— Begin Exercise material —

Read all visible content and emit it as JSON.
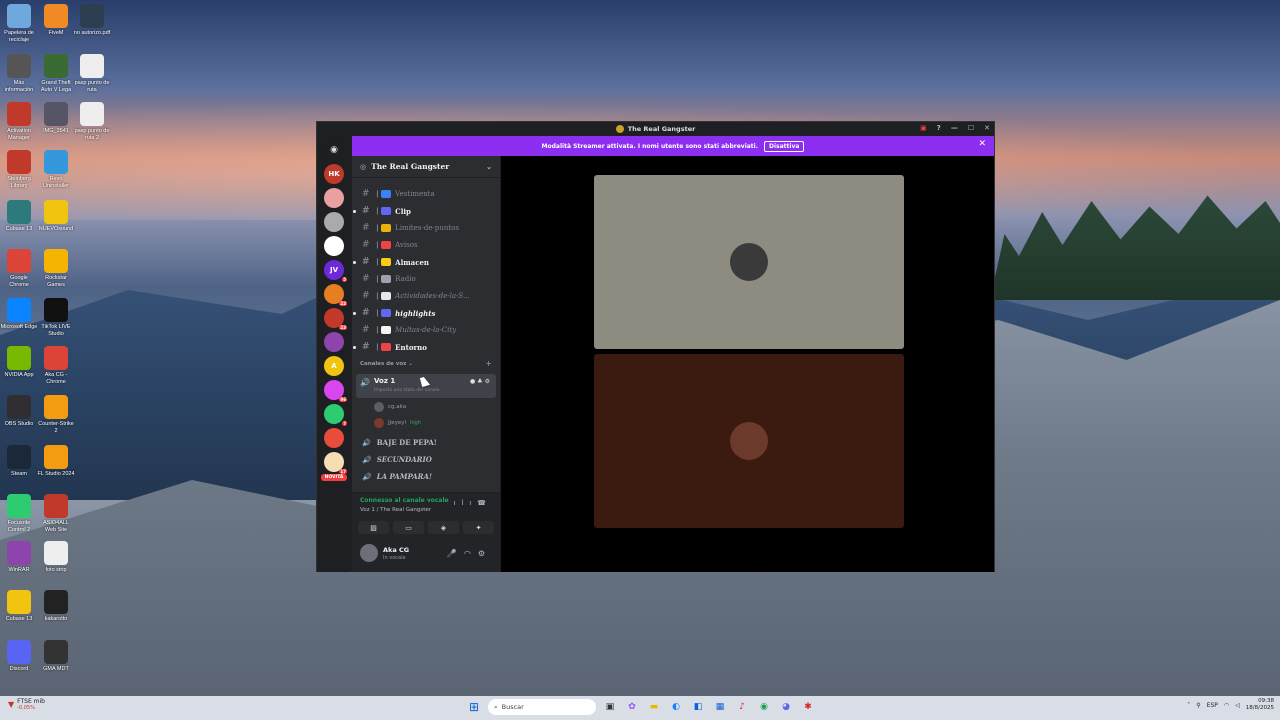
{
  "desktop_icons": [
    {
      "label": "Papelera de reciclaje",
      "color": "#6fa8dc"
    },
    {
      "label": "FiveM",
      "color": "#f08a24"
    },
    {
      "label": "no autorizo.pdf",
      "color": "#2c3e50"
    },
    {
      "label": "Más información",
      "color": "#555"
    },
    {
      "label": "Grand Theft Auto V Lega",
      "color": "#3a6b35"
    },
    {
      "label": "pasp punto de ruta",
      "color": "#eee"
    },
    {
      "label": "Activation Manager",
      "color": "#c0392b"
    },
    {
      "label": "IMG_3541",
      "color": "#556"
    },
    {
      "label": "pasp punto de ruta 2",
      "color": "#eee"
    },
    {
      "label": "Steinberg Library",
      "color": "#c0392b"
    },
    {
      "label": "Revo Uninstaller",
      "color": "#3498db"
    },
    {
      "label": "Cubase 13",
      "color": "#2c7a7b"
    },
    {
      "label": "NUEVOsound",
      "color": "#f1c40f"
    },
    {
      "label": "Google Chrome",
      "color": "#db4437"
    },
    {
      "label": "Rockstar Games",
      "color": "#f5b400"
    },
    {
      "label": "Microsoft Edge",
      "color": "#0a84ff"
    },
    {
      "label": "TikTok LIVE Studio",
      "color": "#111"
    },
    {
      "label": "NVIDIA App",
      "color": "#76b900"
    },
    {
      "label": "Aka CG - Chrome",
      "color": "#db4437"
    },
    {
      "label": "OBS Studio",
      "color": "#302e31"
    },
    {
      "label": "Counter-Strike 2",
      "color": "#f39c12"
    },
    {
      "label": "Steam",
      "color": "#1b2838"
    },
    {
      "label": "FL Studio 2024",
      "color": "#f39c12"
    },
    {
      "label": "Focusrite Control 2",
      "color": "#2ecc71"
    },
    {
      "label": "ASIO4ALL Web Site",
      "color": "#c0392b"
    },
    {
      "label": "WinRAR",
      "color": "#8e44ad"
    },
    {
      "label": "foto strip",
      "color": "#eee"
    },
    {
      "label": "Cubase 13",
      "color": "#f1c40f"
    },
    {
      "label": "kakarotto",
      "color": "#222"
    },
    {
      "label": "Discord",
      "color": "#5865f2"
    },
    {
      "label": "GMA MDT",
      "color": "#333"
    }
  ],
  "window": {
    "title": "The Real Gangster",
    "controls": [
      "—",
      "☐",
      "✕"
    ]
  },
  "banner": {
    "text": "Modalità Streamer attivata. I nomi utente sono stati abbreviati.",
    "button": "Disattiva"
  },
  "servers": [
    {
      "label": "HK",
      "color": "#c0392b",
      "badge": ""
    },
    {
      "label": "",
      "color": "#e8a0a0",
      "badge": ""
    },
    {
      "label": "",
      "color": "#aaa",
      "badge": ""
    },
    {
      "label": "",
      "color": "#fff",
      "badge": ""
    },
    {
      "label": "JV",
      "color": "#6d28d9",
      "badge": "5"
    },
    {
      "label": "",
      "color": "#e67e22",
      "badge": "22"
    },
    {
      "label": "",
      "color": "#c0392b",
      "badge": "23"
    },
    {
      "label": "",
      "color": "#8e44ad",
      "badge": ""
    },
    {
      "label": "A",
      "color": "#f1c40f",
      "badge": ""
    },
    {
      "label": "",
      "color": "#d946ef",
      "badge": "96"
    },
    {
      "label": "",
      "color": "#2ecc71",
      "badge": "7"
    },
    {
      "label": "",
      "color": "#e74c3c",
      "badge": ""
    },
    {
      "label": "",
      "color": "#f5deb3",
      "badge": "17"
    }
  ],
  "novita": "NOVITÀ",
  "guild": {
    "name": "The Real Gangster"
  },
  "text_channels": [
    {
      "name": "Vestimenta",
      "bold": false,
      "italic": false,
      "emoji_color": "#3b82f6"
    },
    {
      "name": "Clip",
      "bold": true,
      "italic": false,
      "emoji_color": "#6366f1"
    },
    {
      "name": "Limites-de-puntos",
      "bold": false,
      "italic": false,
      "emoji_color": "#eab308"
    },
    {
      "name": "Avisos",
      "bold": false,
      "italic": false,
      "emoji_color": "#ef4444"
    },
    {
      "name": "Almacen",
      "bold": true,
      "italic": false,
      "emoji_color": "#facc15"
    },
    {
      "name": "Radio",
      "bold": false,
      "italic": false,
      "emoji_color": "#9ca3af"
    },
    {
      "name": "Actividades-de-la-S...",
      "bold": false,
      "italic": true,
      "emoji_color": "#e5e7eb"
    },
    {
      "name": "highlights",
      "bold": true,
      "italic": true,
      "emoji_color": "#6366f1"
    },
    {
      "name": "Multas-de-la-City",
      "bold": false,
      "italic": true,
      "emoji_color": "#f5f5f4"
    },
    {
      "name": "Entorno",
      "bold": true,
      "italic": false,
      "emoji_color": "#ef4444"
    }
  ],
  "voice_category": "Canales de voz",
  "voice_channel": {
    "name": "Voz 1",
    "status": "Imposta uno stato del canale"
  },
  "members": [
    {
      "name": "cg.aka",
      "tag": ""
    },
    {
      "name": "JJeyeyl",
      "tag": "high"
    }
  ],
  "other_voice": [
    {
      "name": "BAJE DE PEPA!",
      "italic": false
    },
    {
      "name": "SECUNDARIO",
      "italic": true
    },
    {
      "name": "LA PAMPARA!",
      "italic": true
    }
  ],
  "voice_panel": {
    "connected": "Connesso al canale vocale",
    "channel": "Voz 1 / The Real Gangster"
  },
  "user": {
    "name": "Aka CG",
    "status": "In vocale"
  },
  "tiles": [
    {
      "bg": "#8e8b80",
      "avatar": "#3a3a3a"
    },
    {
      "bg": "#3b1a10",
      "avatar": "#6b3a2a"
    }
  ],
  "taskbar": {
    "temp": "FTSE mib",
    "change": "-0,05%",
    "search_placeholder": "Buscar",
    "lang": "ESP",
    "time": "09:38",
    "date": "18/8/2025"
  }
}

— End Exercise material —

Required task =>
Each entry gets copied exactly; the pictures stay out.

Answer to the exercise =>
Read all visible content and emit it as JSON.
{
  "desktop_icons": [
    {
      "label": "Papelera de reciclaje",
      "color": "#6fa8dc"
    },
    {
      "label": "FiveM",
      "color": "#f08a24"
    },
    {
      "label": "no autorizo.pdf",
      "color": "#2c3e50"
    },
    {
      "label": "Más información",
      "color": "#555"
    },
    {
      "label": "Grand Theft Auto V Lega",
      "color": "#3a6b35"
    },
    {
      "label": "pasp punto de ruta",
      "color": "#eee"
    },
    {
      "label": "Activation Manager",
      "color": "#c0392b"
    },
    {
      "label": "IMG_3541",
      "color": "#556"
    },
    {
      "label": "pasp punto de ruta 2",
      "color": "#eee"
    },
    {
      "label": "Steinberg Library",
      "color": "#c0392b"
    },
    {
      "label": "Revo Uninstaller",
      "color": "#3498db"
    },
    {
      "label": "Cubase 13",
      "color": "#2c7a7b"
    },
    {
      "label": "NUEVOsound",
      "color": "#f1c40f"
    },
    {
      "label": "Google Chrome",
      "color": "#db4437"
    },
    {
      "label": "Rockstar Games",
      "color": "#f5b400"
    },
    {
      "label": "Microsoft Edge",
      "color": "#0a84ff"
    },
    {
      "label": "TikTok LIVE Studio",
      "color": "#111"
    },
    {
      "label": "NVIDIA App",
      "color": "#76b900"
    },
    {
      "label": "Aka CG - Chrome",
      "color": "#db4437"
    },
    {
      "label": "OBS Studio",
      "color": "#302e31"
    },
    {
      "label": "Counter-Strike 2",
      "color": "#f39c12"
    },
    {
      "label": "Steam",
      "color": "#1b2838"
    },
    {
      "label": "FL Studio 2024",
      "color": "#f39c12"
    },
    {
      "label": "Focusrite Control 2",
      "color": "#2ecc71"
    },
    {
      "label": "ASIO4ALL Web Site",
      "color": "#c0392b"
    },
    {
      "label": "WinRAR",
      "color": "#8e44ad"
    },
    {
      "label": "foto strip",
      "color": "#eee"
    },
    {
      "label": "Cubase 13",
      "color": "#f1c40f"
    },
    {
      "label": "kakarotto",
      "color": "#222"
    },
    {
      "label": "Discord",
      "color": "#5865f2"
    },
    {
      "label": "GMA MDT",
      "color": "#333"
    }
  ],
  "window": {
    "title": "The Real Gangster",
    "controls": [
      "—",
      "☐",
      "✕"
    ]
  },
  "banner": {
    "text": "Modalità Streamer attivata. I nomi utente sono stati abbreviati.",
    "button": "Disattiva"
  },
  "servers": [
    {
      "label": "HK",
      "color": "#c0392b",
      "badge": ""
    },
    {
      "label": "",
      "color": "#e8a0a0",
      "badge": ""
    },
    {
      "label": "",
      "color": "#aaa",
      "badge": ""
    },
    {
      "label": "",
      "color": "#fff",
      "badge": ""
    },
    {
      "label": "JV",
      "color": "#6d28d9",
      "badge": "5"
    },
    {
      "label": "",
      "color": "#e67e22",
      "badge": "22"
    },
    {
      "label": "",
      "color": "#c0392b",
      "badge": "23"
    },
    {
      "label": "",
      "color": "#8e44ad",
      "badge": ""
    },
    {
      "label": "A",
      "color": "#f1c40f",
      "badge": ""
    },
    {
      "label": "",
      "color": "#d946ef",
      "badge": "96"
    },
    {
      "label": "",
      "color": "#2ecc71",
      "badge": "7"
    },
    {
      "label": "",
      "color": "#e74c3c",
      "badge": ""
    },
    {
      "label": "",
      "color": "#f5deb3",
      "badge": "17"
    }
  ],
  "novita": "NOVITÀ",
  "guild": {
    "name": "The Real Gangster"
  },
  "text_channels": [
    {
      "name": "Vestimenta",
      "bold": false,
      "italic": false,
      "emoji_color": "#3b82f6"
    },
    {
      "name": "Clip",
      "bold": true,
      "italic": false,
      "emoji_color": "#6366f1"
    },
    {
      "name": "Limites-de-puntos",
      "bold": false,
      "italic": false,
      "emoji_color": "#eab308"
    },
    {
      "name": "Avisos",
      "bold": false,
      "italic": false,
      "emoji_color": "#ef4444"
    },
    {
      "name": "Almacen",
      "bold": true,
      "italic": false,
      "emoji_color": "#facc15"
    },
    {
      "name": "Radio",
      "bold": false,
      "italic": false,
      "emoji_color": "#9ca3af"
    },
    {
      "name": "Actividades-de-la-S...",
      "bold": false,
      "italic": true,
      "emoji_color": "#e5e7eb"
    },
    {
      "name": "highlights",
      "bold": true,
      "italic": true,
      "emoji_color": "#6366f1"
    },
    {
      "name": "Multas-de-la-City",
      "bold": false,
      "italic": true,
      "emoji_color": "#f5f5f4"
    },
    {
      "name": "Entorno",
      "bold": true,
      "italic": false,
      "emoji_color": "#ef4444"
    }
  ],
  "voice_category": "Canales de voz",
  "voice_channel": {
    "name": "Voz 1",
    "status": "Imposta uno stato del canale"
  },
  "members": [
    {
      "name": "cg.aka",
      "tag": ""
    },
    {
      "name": "JJeyeyl",
      "tag": "high"
    }
  ],
  "other_voice": [
    {
      "name": "BAJE DE PEPA!",
      "italic": false
    },
    {
      "name": "SECUNDARIO",
      "italic": true
    },
    {
      "name": "LA PAMPARA!",
      "italic": true
    }
  ],
  "voice_panel": {
    "connected": "Connesso al canale vocale",
    "channel": "Voz 1 / The Real Gangster"
  },
  "user": {
    "name": "Aka CG",
    "status": "In vocale"
  },
  "tiles": [
    {
      "bg": "#8e8b80",
      "avatar": "#3a3a3a"
    },
    {
      "bg": "#3b1a10",
      "avatar": "#6b3a2a"
    }
  ],
  "taskbar": {
    "temp": "FTSE mib",
    "change": "-0,05%",
    "search_placeholder": "Buscar",
    "lang": "ESP",
    "time": "09:38",
    "date": "18/8/2025"
  }
}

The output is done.